* **WHAT IS ASKED**
Copy every line from the material below that holds "text".

___

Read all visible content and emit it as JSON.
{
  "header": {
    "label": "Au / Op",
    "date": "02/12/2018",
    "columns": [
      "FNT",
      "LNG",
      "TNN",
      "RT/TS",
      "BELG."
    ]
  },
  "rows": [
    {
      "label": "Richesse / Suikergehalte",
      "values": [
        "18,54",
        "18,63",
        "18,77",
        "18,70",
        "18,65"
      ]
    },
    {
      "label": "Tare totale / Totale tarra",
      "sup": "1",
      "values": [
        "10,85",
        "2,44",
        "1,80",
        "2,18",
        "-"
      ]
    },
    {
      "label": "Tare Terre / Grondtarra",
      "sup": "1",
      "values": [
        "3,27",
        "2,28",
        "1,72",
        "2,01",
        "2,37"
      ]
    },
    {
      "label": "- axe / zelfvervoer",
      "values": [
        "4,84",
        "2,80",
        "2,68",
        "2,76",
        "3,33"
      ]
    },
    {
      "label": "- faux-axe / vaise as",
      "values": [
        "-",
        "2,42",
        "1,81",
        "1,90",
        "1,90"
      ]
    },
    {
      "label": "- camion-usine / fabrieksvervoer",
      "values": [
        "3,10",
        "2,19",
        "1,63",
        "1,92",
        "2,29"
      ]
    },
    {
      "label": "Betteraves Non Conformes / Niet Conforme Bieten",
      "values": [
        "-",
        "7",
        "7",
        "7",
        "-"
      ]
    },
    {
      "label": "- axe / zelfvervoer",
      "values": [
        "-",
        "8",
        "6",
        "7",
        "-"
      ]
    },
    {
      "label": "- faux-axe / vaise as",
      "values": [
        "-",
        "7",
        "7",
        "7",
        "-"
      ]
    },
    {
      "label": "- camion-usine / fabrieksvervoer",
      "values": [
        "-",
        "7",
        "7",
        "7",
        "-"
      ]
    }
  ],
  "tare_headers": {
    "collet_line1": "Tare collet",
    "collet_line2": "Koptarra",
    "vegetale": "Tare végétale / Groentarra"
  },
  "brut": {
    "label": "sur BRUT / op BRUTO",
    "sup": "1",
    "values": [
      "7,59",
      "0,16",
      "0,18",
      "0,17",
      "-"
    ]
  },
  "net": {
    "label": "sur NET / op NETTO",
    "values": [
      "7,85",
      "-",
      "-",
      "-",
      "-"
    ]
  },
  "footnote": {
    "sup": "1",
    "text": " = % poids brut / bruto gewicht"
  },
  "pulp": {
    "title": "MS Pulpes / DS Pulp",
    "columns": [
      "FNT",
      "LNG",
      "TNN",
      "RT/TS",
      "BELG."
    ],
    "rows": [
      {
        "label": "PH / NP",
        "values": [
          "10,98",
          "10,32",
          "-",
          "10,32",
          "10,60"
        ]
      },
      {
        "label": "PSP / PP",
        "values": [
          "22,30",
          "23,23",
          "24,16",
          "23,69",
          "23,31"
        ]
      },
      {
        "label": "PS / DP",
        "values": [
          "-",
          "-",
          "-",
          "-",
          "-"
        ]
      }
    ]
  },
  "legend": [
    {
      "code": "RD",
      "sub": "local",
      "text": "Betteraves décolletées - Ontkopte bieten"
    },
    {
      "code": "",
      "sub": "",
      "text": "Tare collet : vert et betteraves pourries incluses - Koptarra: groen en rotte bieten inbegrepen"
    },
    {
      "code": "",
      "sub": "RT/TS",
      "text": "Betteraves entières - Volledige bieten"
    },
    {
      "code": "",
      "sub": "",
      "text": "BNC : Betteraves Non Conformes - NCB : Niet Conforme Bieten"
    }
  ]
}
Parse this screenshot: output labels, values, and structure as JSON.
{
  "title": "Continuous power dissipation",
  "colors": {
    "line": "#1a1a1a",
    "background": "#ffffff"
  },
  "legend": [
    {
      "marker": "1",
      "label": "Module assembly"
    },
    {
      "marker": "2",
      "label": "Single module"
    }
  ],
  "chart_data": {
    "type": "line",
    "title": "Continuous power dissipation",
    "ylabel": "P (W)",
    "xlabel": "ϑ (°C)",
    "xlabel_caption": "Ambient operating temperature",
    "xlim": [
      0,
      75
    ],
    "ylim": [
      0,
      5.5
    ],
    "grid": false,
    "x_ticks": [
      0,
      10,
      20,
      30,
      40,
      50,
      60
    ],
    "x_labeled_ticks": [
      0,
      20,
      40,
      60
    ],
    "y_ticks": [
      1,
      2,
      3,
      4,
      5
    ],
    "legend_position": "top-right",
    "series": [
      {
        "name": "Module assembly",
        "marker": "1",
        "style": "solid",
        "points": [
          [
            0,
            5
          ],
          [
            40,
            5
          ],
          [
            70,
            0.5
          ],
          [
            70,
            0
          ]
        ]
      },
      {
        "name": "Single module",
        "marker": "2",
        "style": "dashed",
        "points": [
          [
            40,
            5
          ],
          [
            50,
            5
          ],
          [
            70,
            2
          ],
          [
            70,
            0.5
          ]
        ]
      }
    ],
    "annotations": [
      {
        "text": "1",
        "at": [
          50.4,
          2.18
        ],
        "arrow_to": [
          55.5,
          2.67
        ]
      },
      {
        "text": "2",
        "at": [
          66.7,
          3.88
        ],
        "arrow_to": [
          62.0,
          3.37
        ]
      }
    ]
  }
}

___

* **ANSWER BELOW**
    "text": " = % poids brut / bruto gewicht"
      "text": "Betteraves décolletées - Ontkopte bieten"
      "text": "Tare collet : vert et betteraves pourries incluses - Koptarra: groen en rotte bieten inbegrepen"
      "text": "Betteraves entières - Volledige bieten"
      "text": "BNC : Betteraves Non Conformes - NCB : Niet Conforme Bieten"
        "text": "1",
        "text": "2",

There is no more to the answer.